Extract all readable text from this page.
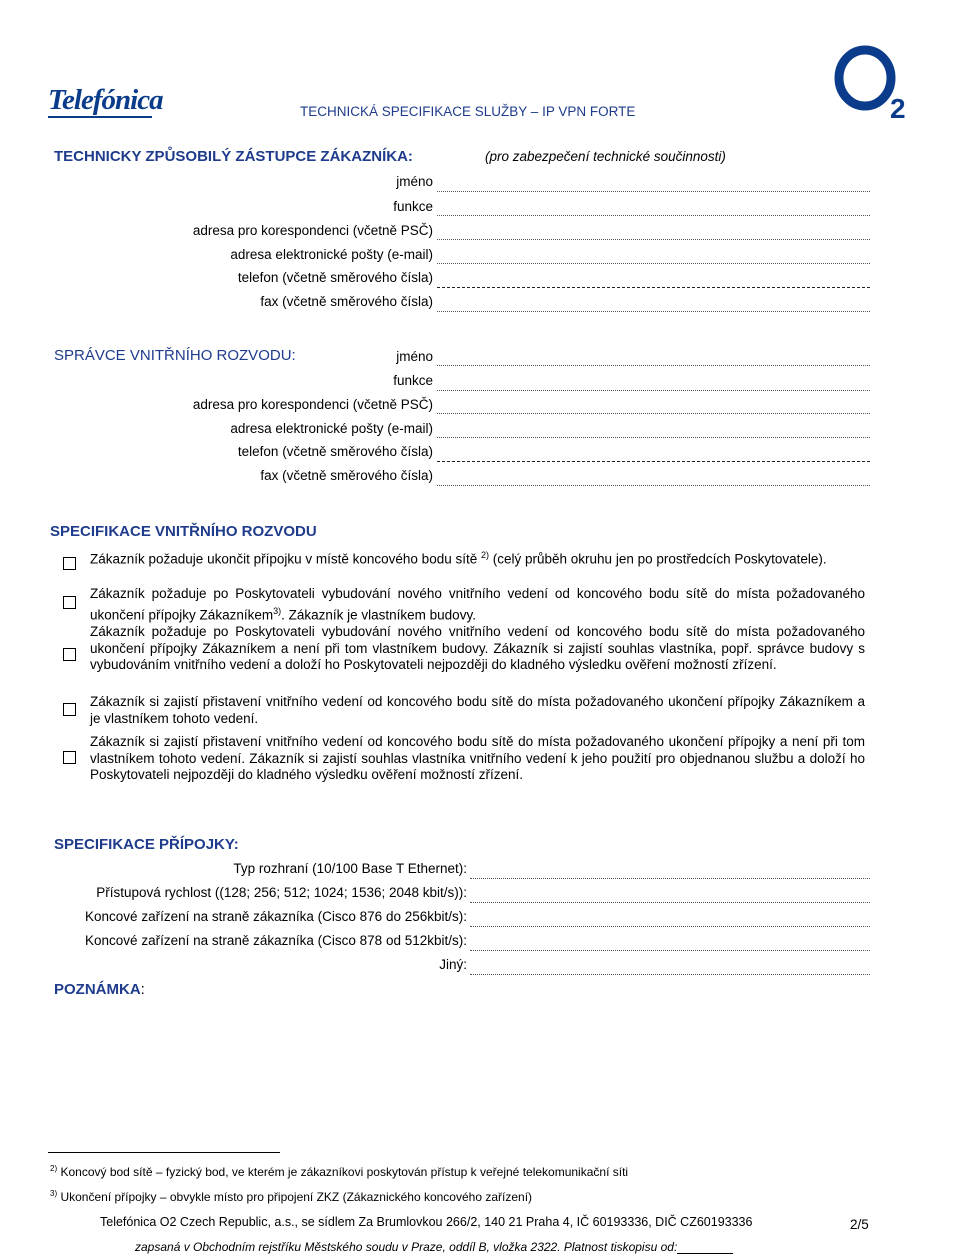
Telefónica	TECHNICKÁ SPECIFIKACE SLUŽBY – IP VPN FORTE	2
TECHNICKY ZPŮSOBILÝ ZÁSTUPCE ZÁKAZNÍKA:	(pro zabezpečení technické součinnosti)
jméno
funkce
adresa pro korespondenci (včetně PSČ)
adresa elektronické pošty (e-mail)
telefon (včetně směrového čísla)
fax (včetně směrového čísla)
SPRÁVCE VNITŘNÍHO ROZVODU:	jméno
funkce
adresa pro korespondenci (včetně PSČ)
adresa elektronické pošty (e-mail)
telefon (včetně směrového čísla)
fax (včetně směrového čísla)
SPECIFIKACE VNITŘNÍHO ROZVODU
Zákazník požaduje ukončit přípojku v místě koncového bodu sítě $^{2)}$ (celý průběh okruhu jen po prostředcích Poskytovatele).
Zákazník požaduje po Poskytovateli vybudování nového vnitřního vedení od koncového bodu sítě do místa požadovaného ukončení přípojky Zákazníkem$^{3)}$. Zákazník je vlastníkem budovy.
Zákazník požaduje po Poskytovateli vybudování nového vnitřního vedení od koncového bodu sítě do místa požadovaného ukončení přípojky Zákazníkem a není při tom vlastníkem budovy. Zákazník si zajistí souhlas vlastníka, popř. správce budovy s vybudováním vnitřního vedení a doloží ho Poskytovateli nejpozději do kladného výsledku ověření možností zřízení.
Zákazník si zajistí přistavení vnitřního vedení od koncového bodu sítě do místa požadovaného ukončení přípojky Zákazníkem a je vlastníkem tohoto vedení.
Zákazník si zajistí přistavení vnitřního vedení od koncového bodu sítě do místa požadovaného ukončení přípojky a není při tom vlastníkem tohoto vedení. Zákazník si zajistí souhlas vlastníka vnitřního vedení k jeho použití pro objednanou službu a doloží ho Poskytovateli nejpozději do kladného výsledku ověření možností zřízení.
SPECIFIKACE PŘÍPOJKY:
Typ rozhraní (10/100 Base T Ethernet):
Přístupová rychlost ((128; 256; 512; 1024; 1536; 2048 kbit/s)):
Koncové zařízení na straně zákazníka (Cisco 876 do 256kbit/s):
Koncové zařízení na straně zákazníka (Cisco 878 od 512kbit/s):
Jiný:
POZNÁMKA:
$^{2)}$ Koncový bod sítě – fyzický bod, ve kterém je zákazníkovi poskytován přístup k veřejné telekomunikační síti
$^{3)}$ Ukončení přípojky – obvykle místo pro připojení ZKZ (Zákaznického koncového zařízení)
Telefónica O2 Czech Republic, a.s., se sídlem Za Brumlovkou 266/2, 140 21 Praha 4, IČ 60193336, DIČ CZ60193336
zapsaná v Obchodním rejstříku Městského soudu v Praze, oddíl B, vložka 2322. Platnost tiskopisu od:
2/5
★ ★ ★ ★ ★ ★ ★
**Problem to solve:**
Repeat every record precisely. Any picture among them stays out of the copy.

**Reply to the task:**
Extract all readable text from this page.
Telefónica	TECHNICKÁ SPECIFIKACE SLUŽBY – IP VPN FORTE	2
TECHNICKY ZPŮSOBILÝ ZÁSTUPCE ZÁKAZNÍKA:	(pro zabezpečení technické součinnosti)
jméno
funkce
adresa pro korespondenci (včetně PSČ)
adresa elektronické pošty (e-mail)
telefon (včetně směrového čísla)
fax (včetně směrového čísla)
SPRÁVCE VNITŘNÍHO ROZVODU:	jméno
funkce
adresa pro korespondenci (včetně PSČ)
adresa elektronické pošty (e-mail)
telefon (včetně směrového čísla)
fax (včetně směrového čísla)
SPECIFIKACE VNITŘNÍHO ROZVODU
Zákazník požaduje ukončit přípojku v místě koncového bodu sítě $^{2)}$ (celý průběh okruhu jen po prostředcích Poskytovatele).
Zákazník požaduje po Poskytovateli vybudování nového vnitřního vedení od koncového bodu sítě do místa požadovaného ukončení přípojky Zákazníkem$^{3)}$. Zákazník je vlastníkem budovy.
Zákazník požaduje po Poskytovateli vybudování nového vnitřního vedení od koncového bodu sítě do místa požadovaného ukončení přípojky Zákazníkem a není při tom vlastníkem budovy. Zákazník si zajistí souhlas vlastníka, popř. správce budovy s vybudováním vnitřního vedení a doloží ho Poskytovateli nejpozději do kladného výsledku ověření možností zřízení.
Zákazník si zajistí přistavení vnitřního vedení od koncového bodu sítě do místa požadovaného ukončení přípojky Zákazníkem a je vlastníkem tohoto vedení.
Zákazník si zajistí přistavení vnitřního vedení od koncového bodu sítě do místa požadovaného ukončení přípojky a není při tom vlastníkem tohoto vedení. Zákazník si zajistí souhlas vlastníka vnitřního vedení k jeho použití pro objednanou službu a doloží ho Poskytovateli nejpozději do kladného výsledku ověření možností zřízení.
SPECIFIKACE PŘÍPOJKY:
Typ rozhraní (10/100 Base T Ethernet):
Přístupová rychlost ((128; 256; 512; 1024; 1536; 2048 kbit/s)):
Koncové zařízení na straně zákazníka (Cisco 876 do 256kbit/s):
Koncové zařízení na straně zákazníka (Cisco 878 od 512kbit/s):
Jiný:
POZNÁMKA:
$^{2)}$ Koncový bod sítě – fyzický bod, ve kterém je zákazníkovi poskytován přístup k veřejné telekomunikační síti
$^{3)}$ Ukončení přípojky – obvykle místo pro připojení ZKZ (Zákaznického koncového zařízení)
Telefónica O2 Czech Republic, a.s., se sídlem Za Brumlovkou 266/2, 140 21 Praha 4, IČ 60193336, DIČ CZ60193336
zapsaná v Obchodním rejstříku Městského soudu v Praze, oddíl B, vložka 2322. Platnost tiskopisu od:
2/5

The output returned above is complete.